** begin Rows **
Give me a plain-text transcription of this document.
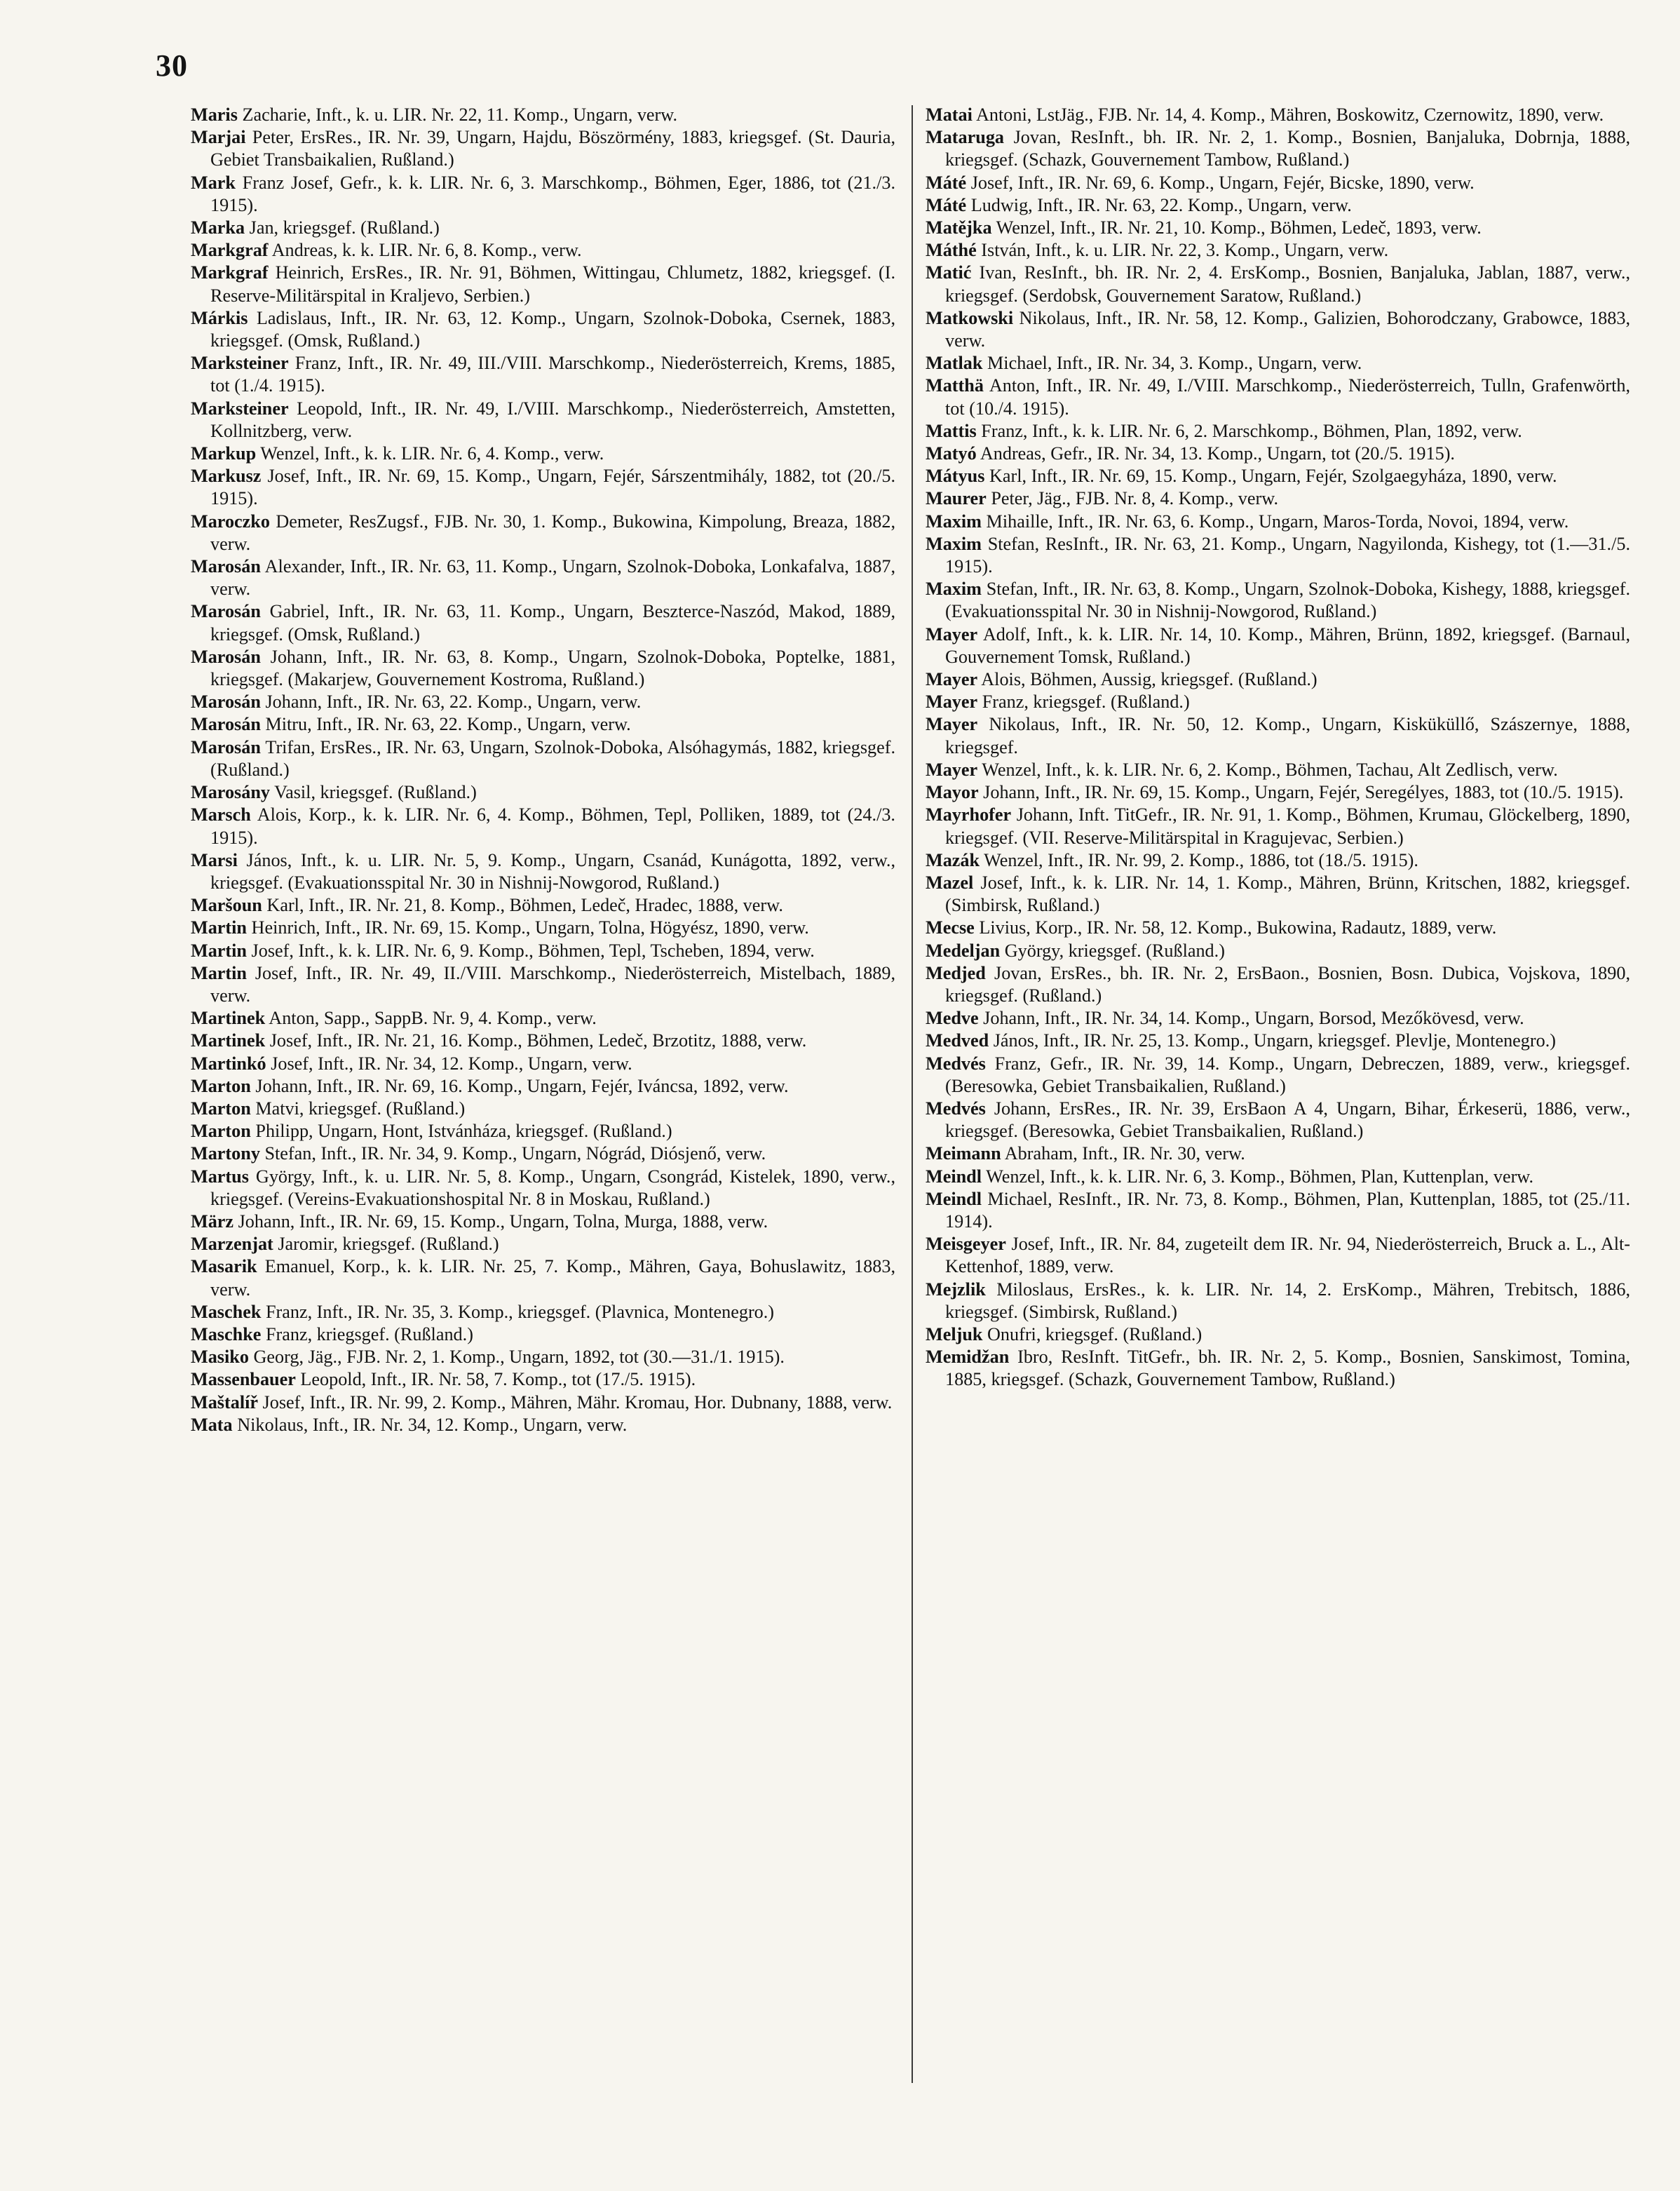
30

Maris Zacharie, Inft., k. u. LIR. Nr. 22, 11. Komp., Ungarn, verw.

Marjai Peter, ErsRes., IR. Nr. 39, Ungarn, Hajdu, Böszörmény, 1883, kriegsgef. (St. Dauria, Gebiet Transbaikalien, Rußland.)

Mark Franz Josef, Gefr., k. k. LIR. Nr. 6, 3. Marschkomp., Böhmen, Eger, 1886, tot (21./3. 1915).

Marka Jan, kriegsgef. (Rußland.)

Markgraf Andreas, k. k. LIR. Nr. 6, 8. Komp., verw.

Markgraf Heinrich, ErsRes., IR. Nr. 91, Böhmen, Wittingau, Chlumetz, 1882, kriegsgef. (I. Reserve-Militärspital in Kraljevo, Serbien.)

Márkis Ladislaus, Inft., IR. Nr. 63, 12. Komp., Ungarn, Szolnok-Doboka, Csernek, 1883, kriegsgef. (Omsk, Rußland.)

Marksteiner Franz, Inft., IR. Nr. 49, III./VIII. Marschkomp., Niederösterreich, Krems, 1885, tot (1./4. 1915).

Marksteiner Leopold, Inft., IR. Nr. 49, I./VIII. Marschkomp., Niederösterreich, Amstetten, Kollnitzberg, verw.

Markup Wenzel, Inft., k. k. LIR. Nr. 6, 4. Komp., verw.

Markusz Josef, Inft., IR. Nr. 69, 15. Komp., Ungarn, Fejér, Sárszentmihály, 1882, tot (20./5. 1915).

Maroczko Demeter, ResZugsf., FJB. Nr. 30, 1. Komp., Bukowina, Kimpolung, Breaza, 1882, verw.

Marosán Alexander, Inft., IR. Nr. 63, 11. Komp., Ungarn, Szolnok-Doboka, Lonkafalva, 1887, verw.

Marosán Gabriel, Inft., IR. Nr. 63, 11. Komp., Ungarn, Beszterce-Naszód, Makod, 1889, kriegsgef. (Omsk, Rußland.)

Marosán Johann, Inft., IR. Nr. 63, 8. Komp., Ungarn, Szolnok-Doboka, Poptelke, 1881, kriegsgef. (Makarjew, Gouvernement Kostroma, Rußland.)

Marosán Johann, Inft., IR. Nr. 63, 22. Komp., Ungarn, verw.

Marosán Mitru, Inft., IR. Nr. 63, 22. Komp., Ungarn, verw.

Marosán Trifan, ErsRes., IR. Nr. 63, Ungarn, Szolnok-Doboka, Alsóhagymás, 1882, kriegsgef. (Rußland.)

Marosány Vasil, kriegsgef. (Rußland.)

Marsch Alois, Korp., k. k. LIR. Nr. 6, 4. Komp., Böhmen, Tepl, Polliken, 1889, tot (24./3. 1915).

Marsi János, Inft., k. u. LIR. Nr. 5, 9. Komp., Ungarn, Csanád, Kunágotta, 1892, verw., kriegsgef. (Evakuationsspital Nr. 30 in Nishnij-Nowgorod, Rußland.)

Maršoun Karl, Inft., IR. Nr. 21, 8. Komp., Böhmen, Ledeč, Hradec, 1888, verw.

Martin Heinrich, Inft., IR. Nr. 69, 15. Komp., Ungarn, Tolna, Högyész, 1890, verw.

Martin Josef, Inft., k. k. LIR. Nr. 6, 9. Komp., Böhmen, Tepl, Tscheben, 1894, verw.

Martin Josef, Inft., IR. Nr. 49, II./VIII. Marschkomp., Niederösterreich, Mistelbach, 1889, verw.

Martinek Anton, Sapp., SappB. Nr. 9, 4. Komp., verw.

Martinek Josef, Inft., IR. Nr. 21, 16. Komp., Böhmen, Ledeč, Brzotitz, 1888, verw.

Martinkó Josef, Inft., IR. Nr. 34, 12. Komp., Ungarn, verw.

Marton Johann, Inft., IR. Nr. 69, 16. Komp., Ungarn, Fejér, Iváncsa, 1892, verw.

Marton Matvi, kriegsgef. (Rußland.)

Marton Philipp, Ungarn, Hont, Istvánháza, kriegsgef. (Rußland.)

Martony Stefan, Inft., IR. Nr. 34, 9. Komp., Ungarn, Nógrád, Diósjenő, verw.

Martus György, Inft., k. u. LIR. Nr. 5, 8. Komp., Ungarn, Csongrád, Kistelek, 1890, verw., kriegsgef. (Vereins-Evakuationshospital Nr. 8 in Moskau, Rußland.)

März Johann, Inft., IR. Nr. 69, 15. Komp., Ungarn, Tolna, Murga, 1888, verw.

Marzenjat Jaromir, kriegsgef. (Rußland.)

Masarik Emanuel, Korp., k. k. LIR. Nr. 25, 7. Komp., Mähren, Gaya, Bohuslawitz, 1883, verw.

Maschek Franz, Inft., IR. Nr. 35, 3. Komp., kriegsgef. (Plavnica, Montenegro.)

Maschke Franz, kriegsgef. (Rußland.)

Masiko Georg, Jäg., FJB. Nr. 2, 1. Komp., Ungarn, 1892, tot (30.—31./1. 1915).

Massenbauer Leopold, Inft., IR. Nr. 58, 7. Komp., tot (17./5. 1915).

Maštalíř Josef, Inft., IR. Nr. 99, 2. Komp., Mähren, Mähr. Kromau, Hor. Dubnany, 1888, verw.

Mata Nikolaus, Inft., IR. Nr. 34, 12. Komp., Ungarn, verw.

Matai Antoni, LstJäg., FJB. Nr. 14, 4. Komp., Mähren, Boskowitz, Czernowitz, 1890, verw.

Mataruga Jovan, ResInft., bh. IR. Nr. 2, 1. Komp., Bosnien, Banjaluka, Dobrnja, 1888, kriegsgef. (Schazk, Gouvernement Tambow, Rußland.)

Máté Josef, Inft., IR. Nr. 69, 6. Komp., Ungarn, Fejér, Bicske, 1890, verw.

Máté Ludwig, Inft., IR. Nr. 63, 22. Komp., Ungarn, verw.

Matějka Wenzel, Inft., IR. Nr. 21, 10. Komp., Böhmen, Ledeč, 1893, verw.

Máthé István, Inft., k. u. LIR. Nr. 22, 3. Komp., Ungarn, verw.

Matić Ivan, ResInft., bh. IR. Nr. 2, 4. ErsKomp., Bosnien, Banjaluka, Jablan, 1887, verw., kriegsgef. (Serdobsk, Gouvernement Saratow, Rußland.)

Matkowski Nikolaus, Inft., IR. Nr. 58, 12. Komp., Galizien, Bohorodczany, Grabowce, 1883, verw.

Matlak Michael, Inft., IR. Nr. 34, 3. Komp., Ungarn, verw.

Matthä Anton, Inft., IR. Nr. 49, I./VIII. Marschkomp., Niederösterreich, Tulln, Grafenwörth, tot (10./4. 1915).

Mattis Franz, Inft., k. k. LIR. Nr. 6, 2. Marschkomp., Böhmen, Plan, 1892, verw.

Matyó Andreas, Gefr., IR. Nr. 34, 13. Komp., Ungarn, tot (20./5. 1915).

Mátyus Karl, Inft., IR. Nr. 69, 15. Komp., Ungarn, Fejér, Szolgaegyháza, 1890, verw.

Maurer Peter, Jäg., FJB. Nr. 8, 4. Komp., verw.

Maxim Mihaille, Inft., IR. Nr. 63, 6. Komp., Ungarn, Maros-Torda, Novoi, 1894, verw.

Maxim Stefan, ResInft., IR. Nr. 63, 21. Komp., Ungarn, Nagyilonda, Kishegy, tot (1.—31./5. 1915).

Maxim Stefan, Inft., IR. Nr. 63, 8. Komp., Ungarn, Szolnok-Doboka, Kishegy, 1888, kriegsgef. (Evakuationsspital Nr. 30 in Nishnij-Nowgorod, Rußland.)

Mayer Adolf, Inft., k. k. LIR. Nr. 14, 10. Komp., Mähren, Brünn, 1892, kriegsgef. (Barnaul, Gouvernement Tomsk, Rußland.)

Mayer Alois, Böhmen, Aussig, kriegsgef. (Rußland.)

Mayer Franz, kriegsgef. (Rußland.)

Mayer Nikolaus, Inft., IR. Nr. 50, 12. Komp., Ungarn, Kisküküllő, Szászernye, 1888, kriegsgef.

Mayer Wenzel, Inft., k. k. LIR. Nr. 6, 2. Komp., Böhmen, Tachau, Alt Zedlisch, verw.

Mayor Johann, Inft., IR. Nr. 69, 15. Komp., Ungarn, Fejér, Seregélyes, 1883, tot (10./5. 1915).

Mayrhofer Johann, Inft. TitGefr., IR. Nr. 91, 1. Komp., Böhmen, Krumau, Glöckelberg, 1890, kriegsgef. (VII. Reserve-Militärspital in Kragujevac, Serbien.)

Mazák Wenzel, Inft., IR. Nr. 99, 2. Komp., 1886, tot (18./5. 1915).

Mazel Josef, Inft., k. k. LIR. Nr. 14, 1. Komp., Mähren, Brünn, Kritschen, 1882, kriegsgef. (Simbirsk, Rußland.)

Mecse Livius, Korp., IR. Nr. 58, 12. Komp., Bukowina, Radautz, 1889, verw.

Medeljan György, kriegsgef. (Rußland.)

Medjed Jovan, ErsRes., bh. IR. Nr. 2, ErsBaon., Bosnien, Bosn. Dubica, Vojskova, 1890, kriegsgef. (Rußland.)

Medve Johann, Inft., IR. Nr. 34, 14. Komp., Ungarn, Borsod, Mezőkövesd, verw.

Medved János, Inft., IR. Nr. 25, 13. Komp., Ungarn, kriegsgef. Plevlje, Montenegro.)

Medvés Franz, Gefr., IR. Nr. 39, 14. Komp., Ungarn, Debreczen, 1889, verw., kriegsgef. (Beresowka, Gebiet Transbaikalien, Rußland.)

Medvés Johann, ErsRes., IR. Nr. 39, ErsBaon A 4, Ungarn, Bihar, Érkeserü, 1886, verw., kriegsgef. (Beresowka, Gebiet Transbaikalien, Rußland.)

Meimann Abraham, Inft., IR. Nr. 30, verw.

Meindl Wenzel, Inft., k. k. LIR. Nr. 6, 3. Komp., Böhmen, Plan, Kuttenplan, verw.

Meindl Michael, ResInft., IR. Nr. 73, 8. Komp., Böhmen, Plan, Kuttenplan, 1885, tot (25./11. 1914).

Meisgeyer Josef, Inft., IR. Nr. 84, zugeteilt dem IR. Nr. 94, Niederösterreich, Bruck a. L., Alt-Kettenhof, 1889, verw.

Mejzlik Miloslaus, ErsRes., k. k. LIR. Nr. 14, 2. ErsKomp., Mähren, Trebitsch, 1886, kriegsgef. (Simbirsk, Rußland.)

Meljuk Onufri, kriegsgef. (Rußland.)

Memidžan Ibro, ResInft. TitGefr., bh. IR. Nr. 2, 5. Komp., Bosnien, Sanskimost, Tomina, 1885, kriegsgef. (Schazk, Gouvernement Tambow, Rußland.)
** end Rows **
◆ To be done
Where a line holds the string "Kuttenplan", copy that line.

◆ Solution to this problem
Meindl Wenzel, Inft., k. k. LIR. Nr. 6, 3. Komp., Böhmen, Plan, Kuttenplan, verw.
Meindl Michael, ResInft., IR. Nr. 73, 8. Komp., Böhmen, Plan, Kuttenplan, 1885, tot (25./11. 1914).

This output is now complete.